TASK INSTRUCTIONS: Images are not part of the copy; transcribe all the data exactly.

INPUT:
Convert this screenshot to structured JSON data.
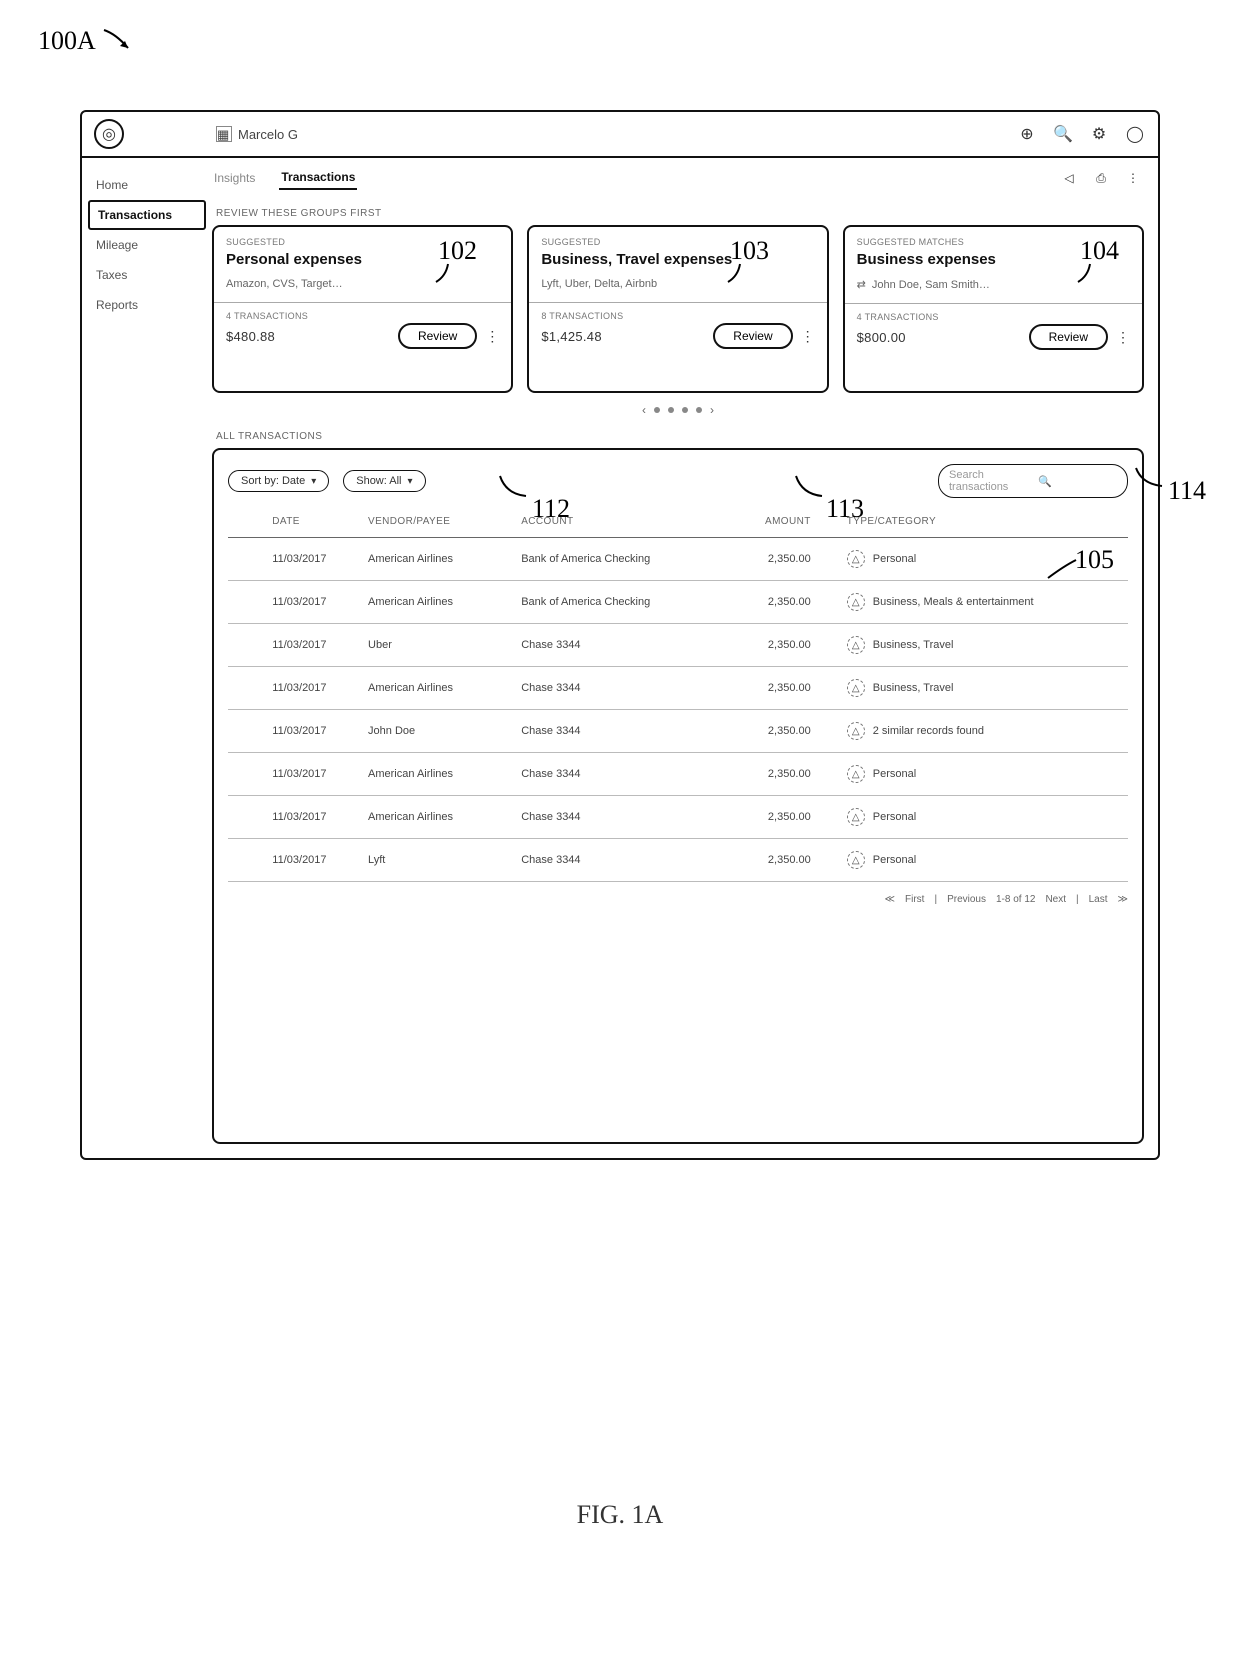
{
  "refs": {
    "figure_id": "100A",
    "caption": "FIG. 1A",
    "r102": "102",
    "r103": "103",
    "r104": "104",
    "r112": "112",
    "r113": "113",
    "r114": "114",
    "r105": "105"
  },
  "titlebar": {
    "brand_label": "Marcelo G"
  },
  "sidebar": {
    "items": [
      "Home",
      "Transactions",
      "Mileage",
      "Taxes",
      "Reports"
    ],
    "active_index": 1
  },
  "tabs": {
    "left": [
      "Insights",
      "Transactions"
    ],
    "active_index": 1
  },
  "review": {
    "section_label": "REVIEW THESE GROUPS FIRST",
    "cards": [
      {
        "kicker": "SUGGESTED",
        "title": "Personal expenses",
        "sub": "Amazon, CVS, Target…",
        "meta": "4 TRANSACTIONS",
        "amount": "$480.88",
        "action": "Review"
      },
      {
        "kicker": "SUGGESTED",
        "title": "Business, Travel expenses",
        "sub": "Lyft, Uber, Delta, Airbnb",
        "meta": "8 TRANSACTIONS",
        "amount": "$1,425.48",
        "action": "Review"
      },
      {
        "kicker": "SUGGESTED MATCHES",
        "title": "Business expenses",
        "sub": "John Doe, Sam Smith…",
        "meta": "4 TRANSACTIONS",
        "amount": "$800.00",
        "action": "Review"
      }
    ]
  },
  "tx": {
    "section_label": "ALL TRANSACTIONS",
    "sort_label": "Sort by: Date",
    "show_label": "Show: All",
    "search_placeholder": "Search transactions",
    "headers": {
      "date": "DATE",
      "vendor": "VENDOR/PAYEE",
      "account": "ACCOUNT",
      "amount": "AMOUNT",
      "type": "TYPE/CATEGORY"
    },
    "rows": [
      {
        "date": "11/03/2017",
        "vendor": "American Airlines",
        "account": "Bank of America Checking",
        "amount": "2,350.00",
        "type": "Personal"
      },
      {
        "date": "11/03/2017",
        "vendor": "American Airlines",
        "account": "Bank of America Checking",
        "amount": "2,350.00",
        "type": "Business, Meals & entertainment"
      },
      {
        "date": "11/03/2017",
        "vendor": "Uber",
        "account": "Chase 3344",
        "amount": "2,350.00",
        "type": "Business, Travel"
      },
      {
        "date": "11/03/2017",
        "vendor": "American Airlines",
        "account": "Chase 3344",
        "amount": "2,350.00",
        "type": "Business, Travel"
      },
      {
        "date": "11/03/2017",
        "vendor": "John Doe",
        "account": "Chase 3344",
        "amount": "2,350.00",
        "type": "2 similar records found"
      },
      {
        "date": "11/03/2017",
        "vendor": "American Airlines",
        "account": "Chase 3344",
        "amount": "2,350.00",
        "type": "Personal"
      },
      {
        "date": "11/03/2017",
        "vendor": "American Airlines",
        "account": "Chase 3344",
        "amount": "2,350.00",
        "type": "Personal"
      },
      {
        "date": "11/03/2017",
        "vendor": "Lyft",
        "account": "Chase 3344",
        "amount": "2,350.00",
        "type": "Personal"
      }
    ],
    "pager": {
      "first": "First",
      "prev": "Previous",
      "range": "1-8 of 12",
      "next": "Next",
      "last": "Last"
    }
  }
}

CORRECT RESPONSE:
Convert this screenshot to structured JSON data.
{
  "refs": {
    "figure_id": "100A",
    "caption": "FIG. 1A",
    "r102": "102",
    "r103": "103",
    "r104": "104",
    "r112": "112",
    "r113": "113",
    "r114": "114",
    "r105": "105"
  },
  "titlebar": {
    "brand_label": "Marcelo G"
  },
  "sidebar": {
    "items": [
      "Home",
      "Transactions",
      "Mileage",
      "Taxes",
      "Reports"
    ],
    "active_index": 1
  },
  "tabs": {
    "left": [
      "Insights",
      "Transactions"
    ],
    "active_index": 1
  },
  "review": {
    "section_label": "REVIEW THESE GROUPS FIRST",
    "cards": [
      {
        "kicker": "SUGGESTED",
        "title": "Personal expenses",
        "sub": "Amazon, CVS, Target…",
        "meta": "4 TRANSACTIONS",
        "amount": "$480.88",
        "action": "Review"
      },
      {
        "kicker": "SUGGESTED",
        "title": "Business, Travel expenses",
        "sub": "Lyft, Uber, Delta, Airbnb",
        "meta": "8 TRANSACTIONS",
        "amount": "$1,425.48",
        "action": "Review"
      },
      {
        "kicker": "SUGGESTED MATCHES",
        "title": "Business expenses",
        "sub": "John Doe, Sam Smith…",
        "meta": "4 TRANSACTIONS",
        "amount": "$800.00",
        "action": "Review"
      }
    ]
  },
  "tx": {
    "section_label": "ALL TRANSACTIONS",
    "sort_label": "Sort by: Date",
    "show_label": "Show: All",
    "search_placeholder": "Search transactions",
    "headers": {
      "date": "DATE",
      "vendor": "VENDOR/PAYEE",
      "account": "ACCOUNT",
      "amount": "AMOUNT",
      "type": "TYPE/CATEGORY"
    },
    "rows": [
      {
        "date": "11/03/2017",
        "vendor": "American Airlines",
        "account": "Bank of America Checking",
        "amount": "2,350.00",
        "type": "Personal"
      },
      {
        "date": "11/03/2017",
        "vendor": "American Airlines",
        "account": "Bank of America Checking",
        "amount": "2,350.00",
        "type": "Business, Meals & entertainment"
      },
      {
        "date": "11/03/2017",
        "vendor": "Uber",
        "account": "Chase 3344",
        "amount": "2,350.00",
        "type": "Business, Travel"
      },
      {
        "date": "11/03/2017",
        "vendor": "American Airlines",
        "account": "Chase 3344",
        "amount": "2,350.00",
        "type": "Business, Travel"
      },
      {
        "date": "11/03/2017",
        "vendor": "John Doe",
        "account": "Chase 3344",
        "amount": "2,350.00",
        "type": "2 similar records found"
      },
      {
        "date": "11/03/2017",
        "vendor": "American Airlines",
        "account": "Chase 3344",
        "amount": "2,350.00",
        "type": "Personal"
      },
      {
        "date": "11/03/2017",
        "vendor": "American Airlines",
        "account": "Chase 3344",
        "amount": "2,350.00",
        "type": "Personal"
      },
      {
        "date": "11/03/2017",
        "vendor": "Lyft",
        "account": "Chase 3344",
        "amount": "2,350.00",
        "type": "Personal"
      }
    ],
    "pager": {
      "first": "First",
      "prev": "Previous",
      "range": "1-8 of 12",
      "next": "Next",
      "last": "Last"
    }
  }
}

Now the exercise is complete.